── Data shown ──

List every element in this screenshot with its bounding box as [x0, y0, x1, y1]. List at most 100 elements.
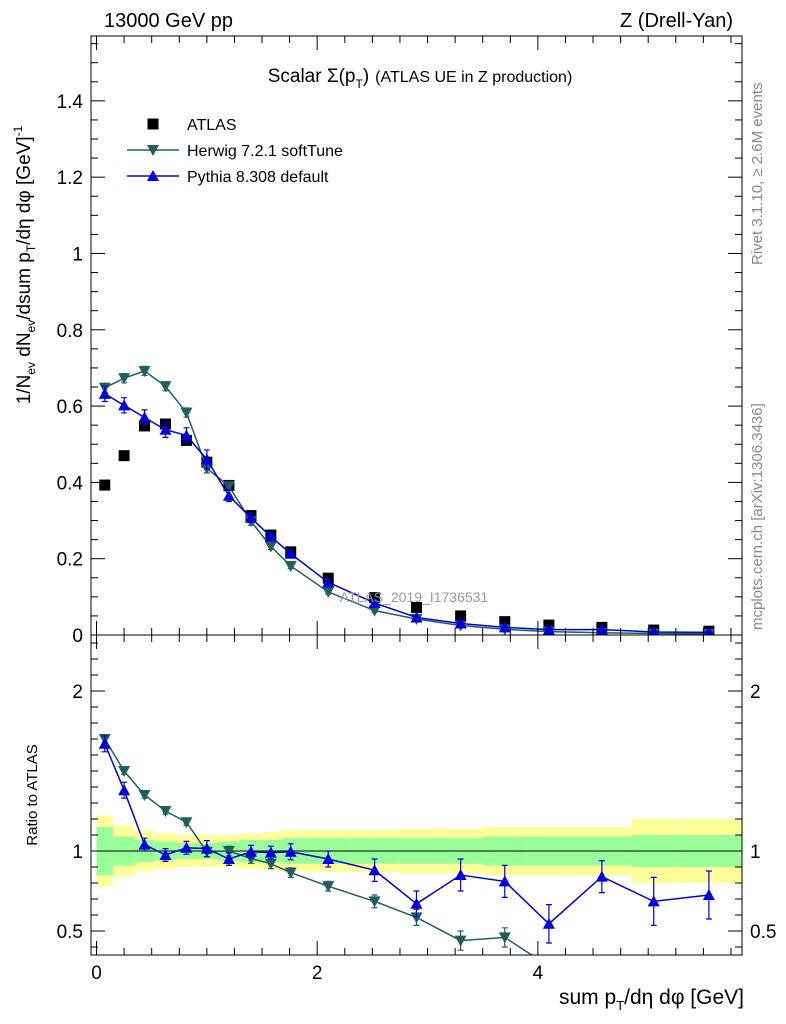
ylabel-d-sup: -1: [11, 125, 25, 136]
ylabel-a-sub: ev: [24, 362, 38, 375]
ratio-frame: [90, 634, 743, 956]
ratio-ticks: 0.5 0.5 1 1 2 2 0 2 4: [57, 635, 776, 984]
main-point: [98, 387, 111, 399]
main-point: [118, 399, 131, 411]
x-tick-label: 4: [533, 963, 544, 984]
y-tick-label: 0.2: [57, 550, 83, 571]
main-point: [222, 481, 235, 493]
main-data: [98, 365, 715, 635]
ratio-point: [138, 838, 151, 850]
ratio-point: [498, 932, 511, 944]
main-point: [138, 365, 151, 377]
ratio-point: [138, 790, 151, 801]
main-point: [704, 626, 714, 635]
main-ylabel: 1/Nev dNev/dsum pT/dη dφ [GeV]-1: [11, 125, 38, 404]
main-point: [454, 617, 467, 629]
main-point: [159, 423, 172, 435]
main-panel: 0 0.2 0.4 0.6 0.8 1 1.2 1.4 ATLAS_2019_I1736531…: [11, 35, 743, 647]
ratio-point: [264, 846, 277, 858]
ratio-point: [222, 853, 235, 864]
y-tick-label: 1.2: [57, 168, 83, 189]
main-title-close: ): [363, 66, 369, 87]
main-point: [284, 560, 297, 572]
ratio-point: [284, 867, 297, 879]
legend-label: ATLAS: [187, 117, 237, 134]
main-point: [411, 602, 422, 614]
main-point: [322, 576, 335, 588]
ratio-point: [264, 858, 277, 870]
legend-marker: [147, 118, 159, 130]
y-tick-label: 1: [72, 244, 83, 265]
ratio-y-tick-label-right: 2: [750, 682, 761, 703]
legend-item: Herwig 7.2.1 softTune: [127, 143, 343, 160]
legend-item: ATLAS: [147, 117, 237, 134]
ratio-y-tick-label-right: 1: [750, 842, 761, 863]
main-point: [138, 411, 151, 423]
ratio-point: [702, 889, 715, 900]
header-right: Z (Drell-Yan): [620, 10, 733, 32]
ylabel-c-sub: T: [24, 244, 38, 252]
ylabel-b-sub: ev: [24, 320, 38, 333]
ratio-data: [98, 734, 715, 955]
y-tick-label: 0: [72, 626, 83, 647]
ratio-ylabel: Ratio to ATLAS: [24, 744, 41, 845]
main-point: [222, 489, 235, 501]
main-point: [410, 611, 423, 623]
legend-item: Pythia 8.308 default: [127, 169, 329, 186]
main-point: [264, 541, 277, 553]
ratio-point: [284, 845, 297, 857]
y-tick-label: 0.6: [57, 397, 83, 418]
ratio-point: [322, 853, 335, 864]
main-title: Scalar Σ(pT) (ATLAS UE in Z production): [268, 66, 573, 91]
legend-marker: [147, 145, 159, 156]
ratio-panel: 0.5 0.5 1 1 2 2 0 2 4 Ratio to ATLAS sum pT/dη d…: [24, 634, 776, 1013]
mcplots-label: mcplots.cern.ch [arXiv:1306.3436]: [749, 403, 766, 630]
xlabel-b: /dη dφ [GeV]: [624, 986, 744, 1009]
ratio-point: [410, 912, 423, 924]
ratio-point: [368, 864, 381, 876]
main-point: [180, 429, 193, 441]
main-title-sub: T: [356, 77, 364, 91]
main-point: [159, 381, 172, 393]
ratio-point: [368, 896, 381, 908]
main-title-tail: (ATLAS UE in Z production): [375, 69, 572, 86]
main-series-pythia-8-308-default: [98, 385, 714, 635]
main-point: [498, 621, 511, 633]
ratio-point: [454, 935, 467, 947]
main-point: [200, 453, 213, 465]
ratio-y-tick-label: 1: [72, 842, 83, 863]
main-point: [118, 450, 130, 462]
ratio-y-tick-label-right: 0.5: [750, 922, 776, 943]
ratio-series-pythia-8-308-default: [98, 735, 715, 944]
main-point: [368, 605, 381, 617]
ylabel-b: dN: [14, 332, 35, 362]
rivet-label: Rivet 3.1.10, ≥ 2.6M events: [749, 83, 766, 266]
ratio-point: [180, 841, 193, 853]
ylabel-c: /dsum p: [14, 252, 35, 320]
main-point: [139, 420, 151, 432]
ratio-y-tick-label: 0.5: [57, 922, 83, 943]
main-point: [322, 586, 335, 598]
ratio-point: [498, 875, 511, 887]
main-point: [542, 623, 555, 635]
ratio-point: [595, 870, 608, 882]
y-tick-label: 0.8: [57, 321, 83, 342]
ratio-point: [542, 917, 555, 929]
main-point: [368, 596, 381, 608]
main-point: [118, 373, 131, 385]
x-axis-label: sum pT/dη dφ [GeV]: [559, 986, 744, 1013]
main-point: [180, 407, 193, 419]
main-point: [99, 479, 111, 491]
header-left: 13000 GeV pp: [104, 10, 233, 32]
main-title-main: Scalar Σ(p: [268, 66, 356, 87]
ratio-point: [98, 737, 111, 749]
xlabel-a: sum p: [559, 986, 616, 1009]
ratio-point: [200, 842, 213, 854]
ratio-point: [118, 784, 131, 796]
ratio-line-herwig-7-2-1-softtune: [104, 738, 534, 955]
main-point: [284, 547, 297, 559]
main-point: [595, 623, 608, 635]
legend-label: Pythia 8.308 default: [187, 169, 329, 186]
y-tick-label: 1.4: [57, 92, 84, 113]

───

To do.
Return every line above that contains the string "item".

Task output.
legend-item: Herwig 7.2.1 softTune: [127, 143, 343, 160]
legend-item: ATLAS: [147, 117, 237, 134]
legend-item: Pythia 8.308 default: [127, 169, 329, 186]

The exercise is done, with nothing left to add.